━━ GIVEN RECORDS

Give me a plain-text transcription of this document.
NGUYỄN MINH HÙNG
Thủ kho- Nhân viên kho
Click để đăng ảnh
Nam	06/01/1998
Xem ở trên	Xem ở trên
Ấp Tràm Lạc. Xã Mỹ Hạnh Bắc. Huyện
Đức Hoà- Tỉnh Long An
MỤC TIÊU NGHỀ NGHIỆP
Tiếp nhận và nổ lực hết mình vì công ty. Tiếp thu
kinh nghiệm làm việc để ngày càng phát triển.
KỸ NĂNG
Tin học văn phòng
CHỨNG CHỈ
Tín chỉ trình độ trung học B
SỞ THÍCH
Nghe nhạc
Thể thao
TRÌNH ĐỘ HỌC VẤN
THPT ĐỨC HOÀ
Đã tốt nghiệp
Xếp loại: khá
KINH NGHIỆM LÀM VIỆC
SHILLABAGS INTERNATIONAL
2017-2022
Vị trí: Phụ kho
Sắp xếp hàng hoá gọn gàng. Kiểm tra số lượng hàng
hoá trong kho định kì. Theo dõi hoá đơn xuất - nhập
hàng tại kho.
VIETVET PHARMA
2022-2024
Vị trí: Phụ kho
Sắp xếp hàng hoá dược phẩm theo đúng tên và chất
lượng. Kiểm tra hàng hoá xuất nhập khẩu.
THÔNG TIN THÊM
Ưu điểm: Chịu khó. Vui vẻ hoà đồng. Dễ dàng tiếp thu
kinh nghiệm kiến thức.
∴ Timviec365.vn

━━━━

PROMPT: Copy all of the material word for word.

TASK RESULT:
Give me a plain-text transcription of this document.
NGUYỄN MINH HÙNG
Thủ kho- Nhân viên kho
Click để đăng ảnh
Nam	06/01/1998
Xem ở trên	Xem ở trên
Ấp Tràm Lạc. Xã Mỹ Hạnh Bắc. Huyện
Đức Hoà- Tỉnh Long An
MỤC TIÊU NGHỀ NGHIỆP
Tiếp nhận và nổ lực hết mình vì công ty. Tiếp thu
kinh nghiệm làm việc để ngày càng phát triển.
KỸ NĂNG
Tin học văn phòng
CHỨNG CHỈ
Tín chỉ trình độ trung học B
SỞ THÍCH
Nghe nhạc
Thể thao
TRÌNH ĐỘ HỌC VẤN
THPT ĐỨC HOÀ
Đã tốt nghiệp
Xếp loại: khá
KINH NGHIỆM LÀM VIỆC
SHILLABAGS INTERNATIONAL
2017-2022
Vị trí: Phụ kho
Sắp xếp hàng hoá gọn gàng. Kiểm tra số lượng hàng
hoá trong kho định kì. Theo dõi hoá đơn xuất - nhập
hàng tại kho.
VIETVET PHARMA
2022-2024
Vị trí: Phụ kho
Sắp xếp hàng hoá dược phẩm theo đúng tên và chất
lượng. Kiểm tra hàng hoá xuất nhập khẩu.
THÔNG TIN THÊM
Ưu điểm: Chịu khó. Vui vẻ hoà đồng. Dễ dàng tiếp thu
kinh nghiệm kiến thức.
∴ Timviec365.vn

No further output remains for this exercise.